Challenges »
1: In the thread below about vectorizing the poverty line, for which country was there a problem when more than one poverty line is requested?
2: Reproduce word for word the stretch of the thread below from "Choose a reason" through "lkup = lkup)".

Skip to content

Conversation

@shahronak47
Copy link
Contributor

@shahronak47 shahronak47 commented May 23, 2024

Hi Andres,

This is the first draft of vectorize povline. I just want to confirm the expected output. To test this install vectorize-povline branch in wbpip using -

metapip::install_branch("wbpip", "vectorize-povline")

You can then test -

devtools::load_all()

out1 <- pip(country = "AGO",
     year = 2000,
     povline = 1.9,
     lkup = lkups$versions_paths$`20220810_2017_01_02_TEST`)

out2 <- pip(country = "AGO",
            year = 2000,
            povline = 1.675,
            lkup = lkups$versions_paths$`20220810_2017_01_02_TEST`)         

out3 <- pip(country = "AGO",
            year = 2000,
            povline = c(1.675, 1.9),
            lkup = lkups$versions_paths$`20220810_2017_01_02_TEST`)

identical(rbind(out2, out1), out3)

@randrescastaneda
Copy link
Member

Hi @shahronak47 ,

I tested the output and it is looking very nice. Yes, this is what I had in mind. Thank you.

So, These would be the next steps

  1. Vectorize properly prod_md_compute_pip_stats() and prod_gd_compute_pip_stats() in prod_compute_pip_stats to avoid the lapply() function.
  2. make sure it is also implemented in fillgaps, (fg_pip())
  3. Make sure it is implemented in aggregate data, in (pip_grp_logic)
  4. Add tests.

Copy link
Member

@randrescastaneda randrescastaneda left a comment

Choose a reason for hiding this comment

The reason will be displayed to describe this comment to others. Learn more.

Hi @shahronak47 ,

There seems to be a problem when more than one poverty line is requested for the case of CHN. See code below

  out <- pip(country = "CHN",
              year = c(2010, 2018),
              povline = c(1.675, 1.9),
              lkup = lkup)

Thanks.

@shahronak47
Copy link
Contributor Author

Hi @randrescastaneda , I have pushed the fixes and now all the test cases from #413 pass. You can do some more round of testing if you have time or else we will wait till mid-September before merging this PR. Thank you for providing with the test file, it was very helpful.

Records provided »
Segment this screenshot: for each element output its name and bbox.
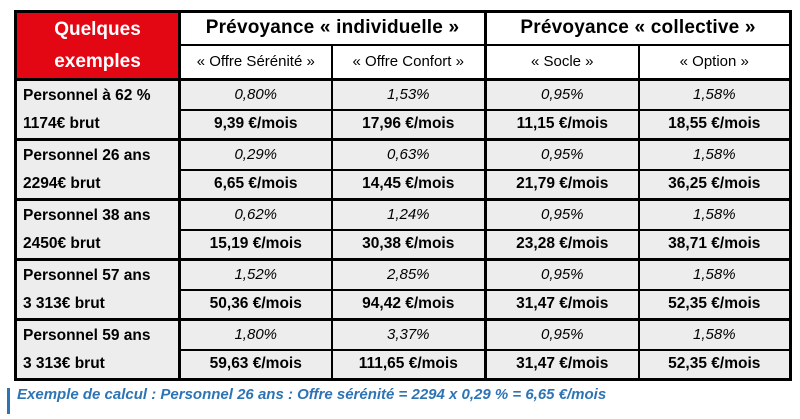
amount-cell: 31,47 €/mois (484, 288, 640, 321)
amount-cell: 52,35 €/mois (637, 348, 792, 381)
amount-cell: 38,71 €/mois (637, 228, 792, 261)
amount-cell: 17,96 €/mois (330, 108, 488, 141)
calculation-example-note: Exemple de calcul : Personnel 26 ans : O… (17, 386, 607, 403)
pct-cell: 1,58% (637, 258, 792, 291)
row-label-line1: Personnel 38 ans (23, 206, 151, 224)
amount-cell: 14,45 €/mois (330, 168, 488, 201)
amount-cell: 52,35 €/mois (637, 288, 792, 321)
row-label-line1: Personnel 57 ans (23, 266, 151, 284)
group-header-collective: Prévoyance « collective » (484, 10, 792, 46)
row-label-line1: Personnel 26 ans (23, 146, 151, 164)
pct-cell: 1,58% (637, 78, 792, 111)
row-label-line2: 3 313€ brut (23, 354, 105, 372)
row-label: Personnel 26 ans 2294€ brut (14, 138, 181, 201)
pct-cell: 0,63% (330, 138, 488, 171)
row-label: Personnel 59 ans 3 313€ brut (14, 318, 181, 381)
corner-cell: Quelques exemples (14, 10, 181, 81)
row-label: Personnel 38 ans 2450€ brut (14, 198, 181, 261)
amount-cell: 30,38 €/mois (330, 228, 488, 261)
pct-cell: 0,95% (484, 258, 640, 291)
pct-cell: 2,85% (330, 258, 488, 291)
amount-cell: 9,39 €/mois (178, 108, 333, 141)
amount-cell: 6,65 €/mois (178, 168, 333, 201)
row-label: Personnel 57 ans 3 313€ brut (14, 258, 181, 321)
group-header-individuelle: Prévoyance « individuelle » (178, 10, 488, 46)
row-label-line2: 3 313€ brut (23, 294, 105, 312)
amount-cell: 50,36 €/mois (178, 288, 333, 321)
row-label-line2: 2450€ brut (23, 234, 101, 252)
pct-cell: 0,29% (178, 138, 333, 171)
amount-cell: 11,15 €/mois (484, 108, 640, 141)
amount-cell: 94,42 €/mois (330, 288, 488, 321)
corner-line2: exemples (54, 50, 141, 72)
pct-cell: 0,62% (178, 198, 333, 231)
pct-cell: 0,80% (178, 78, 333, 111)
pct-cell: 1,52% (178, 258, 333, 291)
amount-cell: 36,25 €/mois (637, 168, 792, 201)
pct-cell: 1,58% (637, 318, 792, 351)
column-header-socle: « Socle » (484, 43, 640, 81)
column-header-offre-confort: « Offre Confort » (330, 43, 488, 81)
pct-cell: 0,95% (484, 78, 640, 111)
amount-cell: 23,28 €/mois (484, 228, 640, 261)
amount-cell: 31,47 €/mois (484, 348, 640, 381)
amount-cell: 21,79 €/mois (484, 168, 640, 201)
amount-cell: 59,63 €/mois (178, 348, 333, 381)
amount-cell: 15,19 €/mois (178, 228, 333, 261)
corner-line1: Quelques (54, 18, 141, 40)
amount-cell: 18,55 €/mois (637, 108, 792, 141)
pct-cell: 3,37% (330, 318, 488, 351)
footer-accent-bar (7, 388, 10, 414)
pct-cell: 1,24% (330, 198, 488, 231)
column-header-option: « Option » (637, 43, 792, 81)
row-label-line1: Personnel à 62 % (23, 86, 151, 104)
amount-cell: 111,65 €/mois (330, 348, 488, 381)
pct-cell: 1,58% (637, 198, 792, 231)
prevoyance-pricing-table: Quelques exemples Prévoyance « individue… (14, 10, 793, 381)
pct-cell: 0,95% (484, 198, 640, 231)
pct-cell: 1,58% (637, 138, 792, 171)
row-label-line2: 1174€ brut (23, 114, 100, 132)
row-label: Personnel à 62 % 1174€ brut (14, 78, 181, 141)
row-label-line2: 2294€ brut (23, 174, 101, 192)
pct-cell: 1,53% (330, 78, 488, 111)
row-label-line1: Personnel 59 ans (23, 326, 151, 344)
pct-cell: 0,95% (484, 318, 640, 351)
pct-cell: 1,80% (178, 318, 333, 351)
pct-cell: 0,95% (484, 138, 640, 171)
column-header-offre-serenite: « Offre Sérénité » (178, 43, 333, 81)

Exercise results »
1: CHN

2:
Choose a reason for hiding this comment

The reason will be displayed to describe this comment to others. Learn more.

Hi @shahronak47 ,

There seems to be a problem when more than one poverty line is requested for the case of CHN. See code below

  out <- pip(country = "CHN",
              year = c(2010, 2018),
              povline = c(1.675, 1.9),
              lkup = lkup)